(Prompt): Write each line out again exactly as written.

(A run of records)
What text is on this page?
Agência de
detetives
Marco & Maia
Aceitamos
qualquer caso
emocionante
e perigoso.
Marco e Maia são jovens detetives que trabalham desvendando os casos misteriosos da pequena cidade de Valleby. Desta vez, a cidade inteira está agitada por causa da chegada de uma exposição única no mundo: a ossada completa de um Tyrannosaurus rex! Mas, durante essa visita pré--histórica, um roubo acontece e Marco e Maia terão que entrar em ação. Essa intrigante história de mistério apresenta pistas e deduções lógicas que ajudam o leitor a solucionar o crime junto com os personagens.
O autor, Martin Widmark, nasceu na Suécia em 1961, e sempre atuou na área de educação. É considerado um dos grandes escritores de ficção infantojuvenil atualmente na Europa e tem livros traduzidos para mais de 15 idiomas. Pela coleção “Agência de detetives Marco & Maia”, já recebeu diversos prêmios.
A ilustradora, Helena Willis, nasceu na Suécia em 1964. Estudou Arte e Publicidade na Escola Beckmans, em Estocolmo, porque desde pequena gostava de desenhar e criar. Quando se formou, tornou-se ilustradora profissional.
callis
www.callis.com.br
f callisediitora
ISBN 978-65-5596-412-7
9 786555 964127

(Right answer):
What text is on this page?
Agência de
detetives
Marco & Maia
Aceitamos
qualquer caso
emocionante
e perigoso.
Marco e Maia são jovens detetives que trabalham desvendando os casos misteriosos da pequena cidade de Valleby. Desta vez, a cidade inteira está agitada por causa da chegada de uma exposição única no mundo: a ossada completa de um Tyrannosaurus rex! Mas, durante essa visita pré--histórica, um roubo acontece e Marco e Maia terão que entrar em ação. Essa intrigante história de mistério apresenta pistas e deduções lógicas que ajudam o leitor a solucionar o crime junto com os personagens.
O autor, Martin Widmark, nasceu na Suécia em 1961, e sempre atuou na área de educação. É considerado um dos grandes escritores de ficção infantojuvenil atualmente na Europa e tem livros traduzidos para mais de 15 idiomas. Pela coleção “Agência de detetives Marco & Maia”, já recebeu diversos prêmios.
A ilustradora, Helena Willis, nasceu na Suécia em 1964. Estudou Arte e Publicidade na Escola Beckmans, em Estocolmo, porque desde pequena gostava de desenhar e criar. Quando se formou, tornou-se ilustradora profissional.
callis
www.callis.com.br
f callisediitora
ISBN 978-65-5596-412-7
9 786555 964127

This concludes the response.